**TASK REQUIREMENTS**
All of the data needs to be repeated exactly.

**RECORDS SUPPLIED**

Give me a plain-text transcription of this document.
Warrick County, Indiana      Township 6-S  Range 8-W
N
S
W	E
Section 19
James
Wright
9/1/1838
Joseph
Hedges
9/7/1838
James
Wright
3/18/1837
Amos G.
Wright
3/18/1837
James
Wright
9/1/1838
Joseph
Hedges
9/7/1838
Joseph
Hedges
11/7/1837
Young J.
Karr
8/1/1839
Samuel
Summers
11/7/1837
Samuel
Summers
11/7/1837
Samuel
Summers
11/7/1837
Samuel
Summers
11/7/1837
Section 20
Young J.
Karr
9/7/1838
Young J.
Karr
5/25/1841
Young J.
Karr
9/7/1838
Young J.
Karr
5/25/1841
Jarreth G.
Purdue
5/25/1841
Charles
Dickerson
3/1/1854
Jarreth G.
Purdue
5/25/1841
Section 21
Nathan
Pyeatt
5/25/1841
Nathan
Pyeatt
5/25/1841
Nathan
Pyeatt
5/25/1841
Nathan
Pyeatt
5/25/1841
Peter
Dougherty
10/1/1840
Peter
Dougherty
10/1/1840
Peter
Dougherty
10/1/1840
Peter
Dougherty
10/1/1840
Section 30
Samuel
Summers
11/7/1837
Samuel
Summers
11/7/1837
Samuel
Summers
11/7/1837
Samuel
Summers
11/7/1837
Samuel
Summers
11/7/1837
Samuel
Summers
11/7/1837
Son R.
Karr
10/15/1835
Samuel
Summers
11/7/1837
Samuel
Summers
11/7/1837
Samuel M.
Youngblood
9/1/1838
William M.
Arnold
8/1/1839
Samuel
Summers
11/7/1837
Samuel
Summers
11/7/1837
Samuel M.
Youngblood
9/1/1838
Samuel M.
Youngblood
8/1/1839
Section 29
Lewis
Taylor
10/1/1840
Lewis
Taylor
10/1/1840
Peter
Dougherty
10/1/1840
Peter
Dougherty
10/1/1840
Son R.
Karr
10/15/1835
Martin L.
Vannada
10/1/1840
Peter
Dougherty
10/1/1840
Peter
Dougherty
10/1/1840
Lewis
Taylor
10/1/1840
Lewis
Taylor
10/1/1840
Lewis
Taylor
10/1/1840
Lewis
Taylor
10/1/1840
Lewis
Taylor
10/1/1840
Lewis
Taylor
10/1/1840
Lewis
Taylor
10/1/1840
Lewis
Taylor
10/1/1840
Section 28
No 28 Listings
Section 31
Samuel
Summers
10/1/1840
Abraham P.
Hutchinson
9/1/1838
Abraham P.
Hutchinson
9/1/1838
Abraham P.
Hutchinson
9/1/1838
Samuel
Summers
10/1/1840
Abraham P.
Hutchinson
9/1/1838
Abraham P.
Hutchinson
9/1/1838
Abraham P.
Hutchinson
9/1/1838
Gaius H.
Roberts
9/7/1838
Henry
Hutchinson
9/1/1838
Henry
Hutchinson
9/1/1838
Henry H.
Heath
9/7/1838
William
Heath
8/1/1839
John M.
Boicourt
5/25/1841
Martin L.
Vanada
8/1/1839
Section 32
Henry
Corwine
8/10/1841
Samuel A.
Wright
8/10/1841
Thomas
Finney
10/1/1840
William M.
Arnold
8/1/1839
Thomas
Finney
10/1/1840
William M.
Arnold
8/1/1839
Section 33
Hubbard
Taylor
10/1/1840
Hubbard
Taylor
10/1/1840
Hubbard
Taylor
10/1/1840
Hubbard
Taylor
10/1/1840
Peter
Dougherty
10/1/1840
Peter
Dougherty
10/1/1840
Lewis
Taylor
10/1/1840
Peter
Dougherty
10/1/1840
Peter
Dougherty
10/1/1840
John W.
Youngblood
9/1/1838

**RIGHT ANSWER**
Give me a plain-text transcription of this document.
Warrick County, Indiana      Township 6-S  Range 8-W
N
S
W	E
Section 19
James
Wright
9/1/1838
Joseph
Hedges
9/7/1838
James
Wright
3/18/1837
Amos G.
Wright
3/18/1837
James
Wright
9/1/1838
Joseph
Hedges
9/7/1838
Joseph
Hedges
11/7/1837
Young J.
Karr
8/1/1839
Samuel
Summers
11/7/1837
Samuel
Summers
11/7/1837
Samuel
Summers
11/7/1837
Samuel
Summers
11/7/1837
Section 20
Young J.
Karr
9/7/1838
Young J.
Karr
5/25/1841
Young J.
Karr
9/7/1838
Young J.
Karr
5/25/1841
Jarreth G.
Purdue
5/25/1841
Charles
Dickerson
3/1/1854
Jarreth G.
Purdue
5/25/1841
Section 21
Nathan
Pyeatt
5/25/1841
Nathan
Pyeatt
5/25/1841
Nathan
Pyeatt
5/25/1841
Nathan
Pyeatt
5/25/1841
Peter
Dougherty
10/1/1840
Peter
Dougherty
10/1/1840
Peter
Dougherty
10/1/1840
Peter
Dougherty
10/1/1840
Section 30
Samuel
Summers
11/7/1837
Samuel
Summers
11/7/1837
Samuel
Summers
11/7/1837
Samuel
Summers
11/7/1837
Samuel
Summers
11/7/1837
Samuel
Summers
11/7/1837
Son R.
Karr
10/15/1835
Samuel
Summers
11/7/1837
Samuel
Summers
11/7/1837
Samuel M.
Youngblood
9/1/1838
William M.
Arnold
8/1/1839
Samuel
Summers
11/7/1837
Samuel
Summers
11/7/1837
Samuel M.
Youngblood
9/1/1838
Samuel M.
Youngblood
8/1/1839
Section 29
Lewis
Taylor
10/1/1840
Lewis
Taylor
10/1/1840
Peter
Dougherty
10/1/1840
Peter
Dougherty
10/1/1840
Son R.
Karr
10/15/1835
Martin L.
Vannada
10/1/1840
Peter
Dougherty
10/1/1840
Peter
Dougherty
10/1/1840
Lewis
Taylor
10/1/1840
Lewis
Taylor
10/1/1840
Lewis
Taylor
10/1/1840
Lewis
Taylor
10/1/1840
Lewis
Taylor
10/1/1840
Lewis
Taylor
10/1/1840
Lewis
Taylor
10/1/1840
Lewis
Taylor
10/1/1840
Section 28
No 28 Listings
Section 31
Samuel
Summers
10/1/1840
Abraham P.
Hutchinson
9/1/1838
Abraham P.
Hutchinson
9/1/1838
Abraham P.
Hutchinson
9/1/1838
Samuel
Summers
10/1/1840
Abraham P.
Hutchinson
9/1/1838
Abraham P.
Hutchinson
9/1/1838
Abraham P.
Hutchinson
9/1/1838
Gaius H.
Roberts
9/7/1838
Henry
Hutchinson
9/1/1838
Henry
Hutchinson
9/1/1838
Henry H.
Heath
9/7/1838
William
Heath
8/1/1839
John M.
Boicourt
5/25/1841
Martin L.
Vanada
8/1/1839
Section 32
Henry
Corwine
8/10/1841
Samuel A.
Wright
8/10/1841
Thomas
Finney
10/1/1840
William M.
Arnold
8/1/1839
Thomas
Finney
10/1/1840
William M.
Arnold
8/1/1839
Section 33
Hubbard
Taylor
10/1/1840
Hubbard
Taylor
10/1/1840
Hubbard
Taylor
10/1/1840
Hubbard
Taylor
10/1/1840
Peter
Dougherty
10/1/1840
Peter
Dougherty
10/1/1840
Lewis
Taylor
10/1/1840
Peter
Dougherty
10/1/1840
Peter
Dougherty
10/1/1840
John W.
Youngblood
9/1/1838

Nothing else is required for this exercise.